#### [Problem details]
Transcribe all of the material exactly, except for its pictures.

__________

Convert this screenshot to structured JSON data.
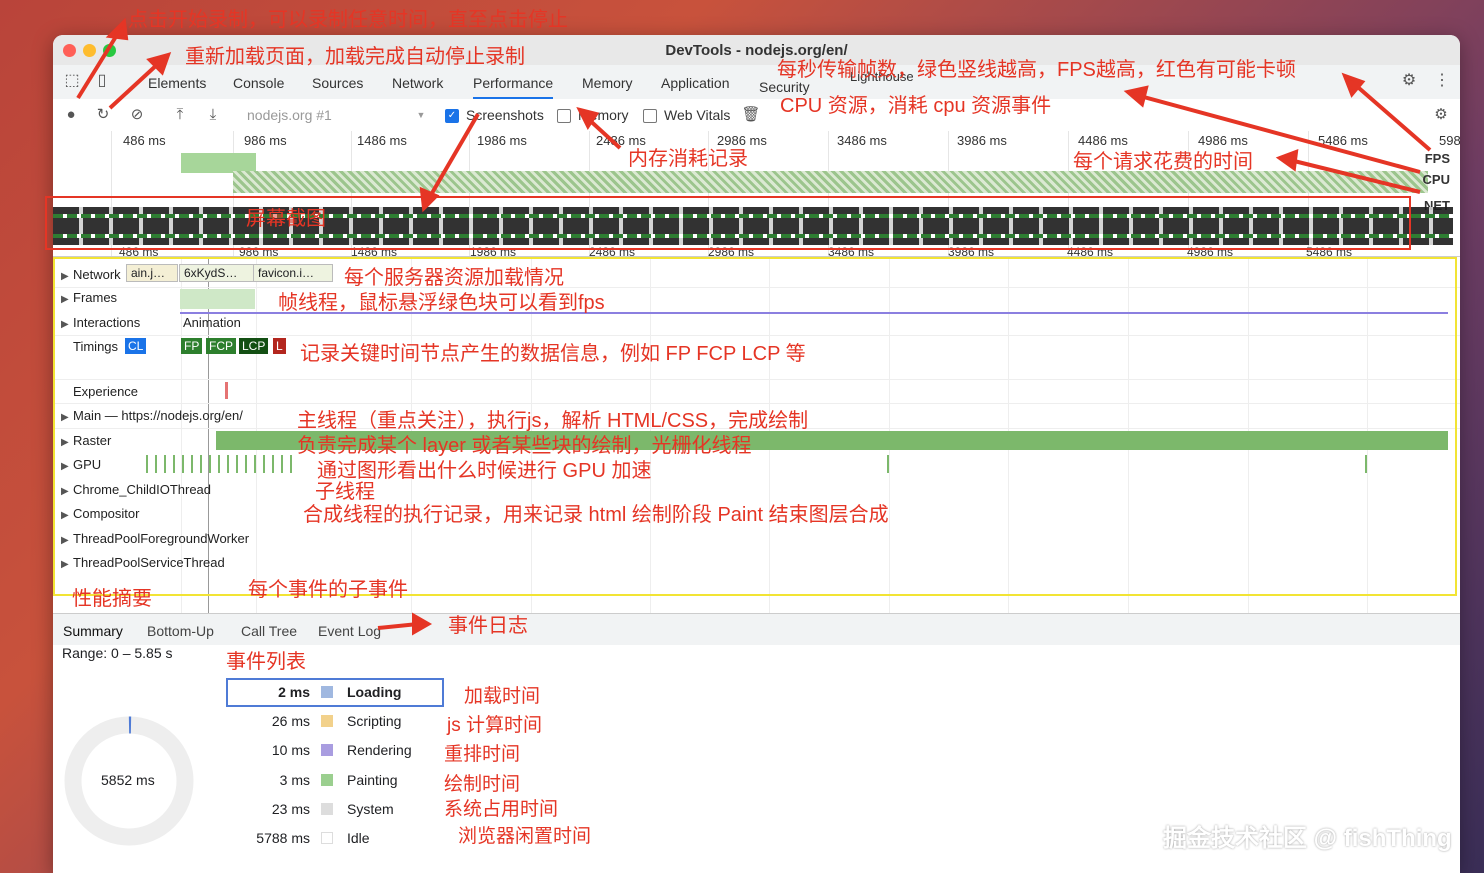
{
  "window": {
    "title": "DevTools - nodejs.org/en/"
  },
  "tabs": [
    "Elements",
    "Console",
    "Sources",
    "Network",
    "Performance",
    "Memory",
    "Application",
    "Security",
    "Lighthouse"
  ],
  "toolbar": {
    "target": "nodejs.org #1",
    "screenshots_label": "Screenshots",
    "memory_label": "Memory",
    "webvitals_label": "Web Vitals"
  },
  "overview": {
    "ticks": [
      "486 ms",
      "986 ms",
      "1486 ms",
      "1986 ms",
      "2486 ms",
      "2986 ms",
      "3486 ms",
      "3986 ms",
      "4486 ms",
      "4986 ms",
      "5486 ms",
      "598"
    ],
    "fps_label": "FPS",
    "cpu_label": "CPU",
    "net_label": "NET"
  },
  "tracks": {
    "network_label": "Network",
    "network_items": [
      "ain.j…",
      "6xKydS…",
      "favicon.i…"
    ],
    "frames": "Frames",
    "interactions": "Interactions",
    "animation": "Animation",
    "timings": "Timings",
    "timings_cl": "CL",
    "timing_badges": [
      "FP",
      "FCP",
      "LCP",
      "L"
    ],
    "experience": "Experience",
    "main": "Main — https://nodejs.org/en/",
    "raster": "Raster",
    "gpu": "GPU",
    "childio": "Chrome_ChildIOThread",
    "compositor": "Compositor",
    "tpfw": "ThreadPoolForegroundWorker",
    "tpst": "ThreadPoolServiceThread"
  },
  "bottom_tabs": [
    "Summary",
    "Bottom-Up",
    "Call Tree",
    "Event Log"
  ],
  "summary": {
    "range": "Range: 0 – 5.85 s",
    "total": "5852 ms",
    "rows": [
      {
        "ms": "2 ms",
        "name": "Loading",
        "color": "#a0b8e0"
      },
      {
        "ms": "26 ms",
        "name": "Scripting",
        "color": "#f2d18b"
      },
      {
        "ms": "10 ms",
        "name": "Rendering",
        "color": "#a99de0"
      },
      {
        "ms": "3 ms",
        "name": "Painting",
        "color": "#9bcf8f"
      },
      {
        "ms": "23 ms",
        "name": "System",
        "color": "#dddddd"
      },
      {
        "ms": "5788 ms",
        "name": "Idle",
        "color": "#ffffff"
      }
    ]
  },
  "annotations": {
    "a1": "点击开始录制，可以录制任意时间，直至点击停止",
    "a2": "重新加载页面，加载完成自动停止录制",
    "a3": "每秒传输帧数，绿色竖线越高，FPS越高，红色有可能卡顿",
    "a4": "CPU 资源，消耗 cpu 资源事件",
    "a5": "内存消耗记录",
    "a6": "每个请求花费的时间",
    "a7": "屏幕截图",
    "a8": "每个服务器资源加载情况",
    "a9": "帧线程，鼠标悬浮绿色块可以看到fps",
    "a10": "记录关键时间节点产生的数据信息，例如 FP FCP LCP 等",
    "a11": "主线程（重点关注），执行js，解析 HTML/CSS，完成绘制",
    "a12": "负责完成某个 layer 或者某些块的绘制，光栅化线程",
    "a13": "通过图形看出什么时候进行 GPU 加速",
    "a14": "子线程",
    "a15": "合成线程的执行记录，用来记录 html 绘制阶段 Paint 结束图层合成",
    "a16": "性能摘要",
    "a17": "每个事件的子事件",
    "a18": "事件日志",
    "a19": "事件列表",
    "sum1": "加载时间",
    "sum2": "js 计算时间",
    "sum3": "重排时间",
    "sum4": "绘制时间",
    "sum5": "系统占用时间",
    "sum6": "浏览器闲置时间"
  },
  "watermark": "掘金技术社区 @ fishThing"
}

__________

#### [Exercise output]
Convert this screenshot to structured JSON data.
{
  "window": {
    "title": "DevTools - nodejs.org/en/"
  },
  "tabs": [
    "Elements",
    "Console",
    "Sources",
    "Network",
    "Performance",
    "Memory",
    "Application",
    "Security",
    "Lighthouse"
  ],
  "toolbar": {
    "target": "nodejs.org #1",
    "screenshots_label": "Screenshots",
    "memory_label": "Memory",
    "webvitals_label": "Web Vitals"
  },
  "overview": {
    "ticks": [
      "486 ms",
      "986 ms",
      "1486 ms",
      "1986 ms",
      "2486 ms",
      "2986 ms",
      "3486 ms",
      "3986 ms",
      "4486 ms",
      "4986 ms",
      "5486 ms",
      "598"
    ],
    "fps_label": "FPS",
    "cpu_label": "CPU",
    "net_label": "NET"
  },
  "tracks": {
    "network_label": "Network",
    "network_items": [
      "ain.j…",
      "6xKydS…",
      "favicon.i…"
    ],
    "frames": "Frames",
    "interactions": "Interactions",
    "animation": "Animation",
    "timings": "Timings",
    "timings_cl": "CL",
    "timing_badges": [
      "FP",
      "FCP",
      "LCP",
      "L"
    ],
    "experience": "Experience",
    "main": "Main — https://nodejs.org/en/",
    "raster": "Raster",
    "gpu": "GPU",
    "childio": "Chrome_ChildIOThread",
    "compositor": "Compositor",
    "tpfw": "ThreadPoolForegroundWorker",
    "tpst": "ThreadPoolServiceThread"
  },
  "bottom_tabs": [
    "Summary",
    "Bottom-Up",
    "Call Tree",
    "Event Log"
  ],
  "summary": {
    "range": "Range: 0 – 5.85 s",
    "total": "5852 ms",
    "rows": [
      {
        "ms": "2 ms",
        "name": "Loading",
        "color": "#a0b8e0"
      },
      {
        "ms": "26 ms",
        "name": "Scripting",
        "color": "#f2d18b"
      },
      {
        "ms": "10 ms",
        "name": "Rendering",
        "color": "#a99de0"
      },
      {
        "ms": "3 ms",
        "name": "Painting",
        "color": "#9bcf8f"
      },
      {
        "ms": "23 ms",
        "name": "System",
        "color": "#dddddd"
      },
      {
        "ms": "5788 ms",
        "name": "Idle",
        "color": "#ffffff"
      }
    ]
  },
  "annotations": {
    "a1": "点击开始录制，可以录制任意时间，直至点击停止",
    "a2": "重新加载页面，加载完成自动停止录制",
    "a3": "每秒传输帧数，绿色竖线越高，FPS越高，红色有可能卡顿",
    "a4": "CPU 资源，消耗 cpu 资源事件",
    "a5": "内存消耗记录",
    "a6": "每个请求花费的时间",
    "a7": "屏幕截图",
    "a8": "每个服务器资源加载情况",
    "a9": "帧线程，鼠标悬浮绿色块可以看到fps",
    "a10": "记录关键时间节点产生的数据信息，例如 FP FCP LCP 等",
    "a11": "主线程（重点关注），执行js，解析 HTML/CSS，完成绘制",
    "a12": "负责完成某个 layer 或者某些块的绘制，光栅化线程",
    "a13": "通过图形看出什么时候进行 GPU 加速",
    "a14": "子线程",
    "a15": "合成线程的执行记录，用来记录 html 绘制阶段 Paint 结束图层合成",
    "a16": "性能摘要",
    "a17": "每个事件的子事件",
    "a18": "事件日志",
    "a19": "事件列表",
    "sum1": "加载时间",
    "sum2": "js 计算时间",
    "sum3": "重排时间",
    "sum4": "绘制时间",
    "sum5": "系统占用时间",
    "sum6": "浏览器闲置时间"
  },
  "watermark": "掘金技术社区 @ fishThing"
}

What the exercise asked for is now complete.